◆ **Records**:
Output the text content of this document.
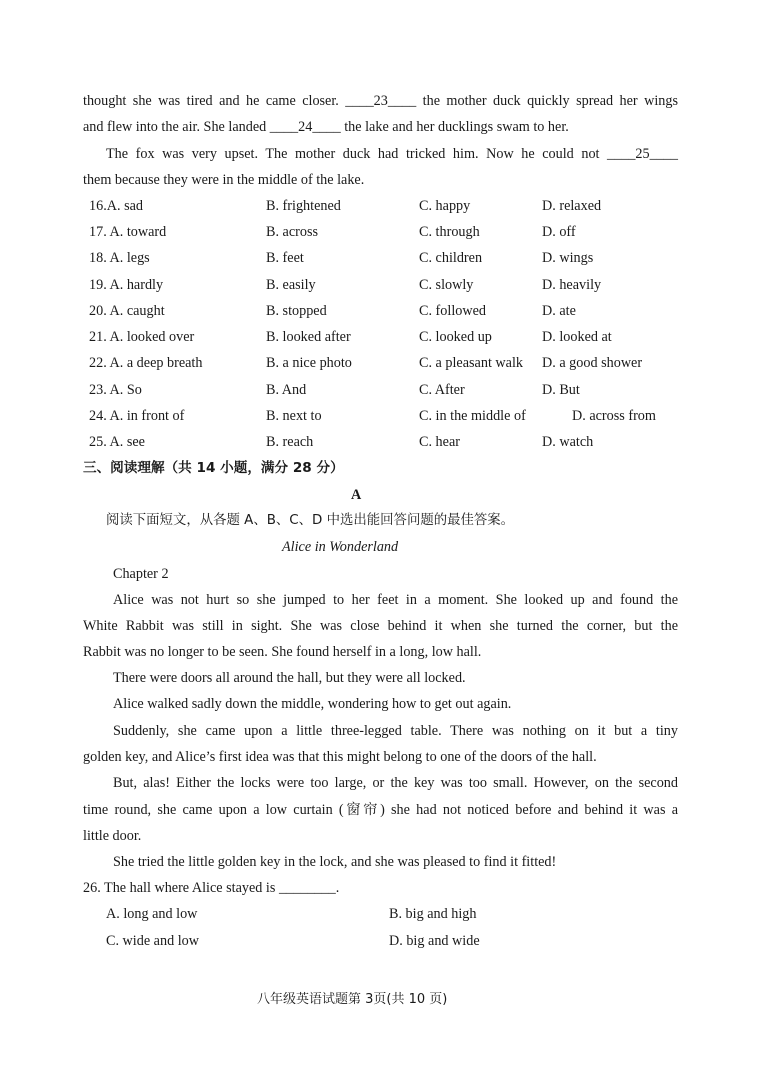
thought she was tired and he came closer. ____23____ the mother duck quickly spread her wings
and flew into the air. She landed ____24____ the lake and her ducklings swam to her.
The fox was very upset. The mother duck had tricked him. Now he could not ____25____
them because they were in the middle of the lake.
16.A. sad	B. frightened	C. happy	D. relaxed
17. A. toward	B. across	C. through	D. off
18. A. legs	B. feet	C. children	D. wings
19. A. hardly	B. easily	C. slowly	D. heavily
20. A. caught	B. stopped	C. followed	D. ate
21. A. looked over	B. looked after	C. looked up	D. looked at
22. A. a deep breath	B. a nice photo	C. a pleasant walk D. a good shower
23. A. So	B. And	C. After	D. But
24. A. in front of	B. next to	C. in the middle of	D. across from
25. A. see	B. reach	C. hear	D. watch
三、阅读理解（共 14 小题，满分 28 分）
A
阅读下面短文，从各题 A、B、C、D 中选出能回答问题的最佳答案。
Alice in Wonderland
Chapter 2
Alice was not hurt so she jumped to her feet in a moment. She looked up and found the
White Rabbit was still in sight. She was close behind it when she turned the corner, but the
Rabbit was no longer to be seen. She found herself in a long, low hall.
There were doors all around the hall, but they were all locked.
Alice walked sadly down the middle, wondering how to get out again.
Suddenly, she came upon a little three-legged table. There was nothing on it but a tiny
golden key, and Alice’s first idea was that this might belong to one of the doors of the hall.
But, alas! Either the locks were too large, or the key was too small. However, on the second
time round, she came upon a low curtain (窗帘) she had not noticed before and behind it was a
little door.
She tried the little golden key in the lock, and she was pleased to find it fitted!
26. The hall where Alice stayed is ________.
A. long and low	B. big and high
C. wide and low	D. big and wide
八年级英语试题第 3页(共 10 页)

◆ **Given instruction**:
Using the data above, print every line exactly, omitting pictures.

◆ **Completed exercise**:
Output the text content of this document.
thought she was tired and he came closer. ____23____ the mother duck quickly spread her wings
and flew into the air. She landed ____24____ the lake and her ducklings swam to her.
The fox was very upset. The mother duck had tricked him. Now he could not ____25____
them because they were in the middle of the lake.
16.A. sad	B. frightened	C. happy	D. relaxed
17. A. toward	B. across	C. through	D. off
18. A. legs	B. feet	C. children	D. wings
19. A. hardly	B. easily	C. slowly	D. heavily
20. A. caught	B. stopped	C. followed	D. ate
21. A. looked over	B. looked after	C. looked up	D. looked at
22. A. a deep breath	B. a nice photo	C. a pleasant walk D. a good shower
23. A. So	B. And	C. After	D. But
24. A. in front of	B. next to	C. in the middle of	D. across from
25. A. see	B. reach	C. hear	D. watch
三、阅读理解（共 14 小题，满分 28 分）
A
阅读下面短文，从各题 A、B、C、D 中选出能回答问题的最佳答案。
Alice in Wonderland
Chapter 2
Alice was not hurt so she jumped to her feet in a moment. She looked up and found the
White Rabbit was still in sight. She was close behind it when she turned the corner, but the
Rabbit was no longer to be seen. She found herself in a long, low hall.
There were doors all around the hall, but they were all locked.
Alice walked sadly down the middle, wondering how to get out again.
Suddenly, she came upon a little three-legged table. There was nothing on it but a tiny
golden key, and Alice’s first idea was that this might belong to one of the doors of the hall.
But, alas! Either the locks were too large, or the key was too small. However, on the second
time round, she came upon a low curtain (窗帘) she had not noticed before and behind it was a
little door.
She tried the little golden key in the lock, and she was pleased to find it fitted!
26. The hall where Alice stayed is ________.
A. long and low	B. big and high
C. wide and low	D. big and wide
八年级英语试题第 3页(共 10 页)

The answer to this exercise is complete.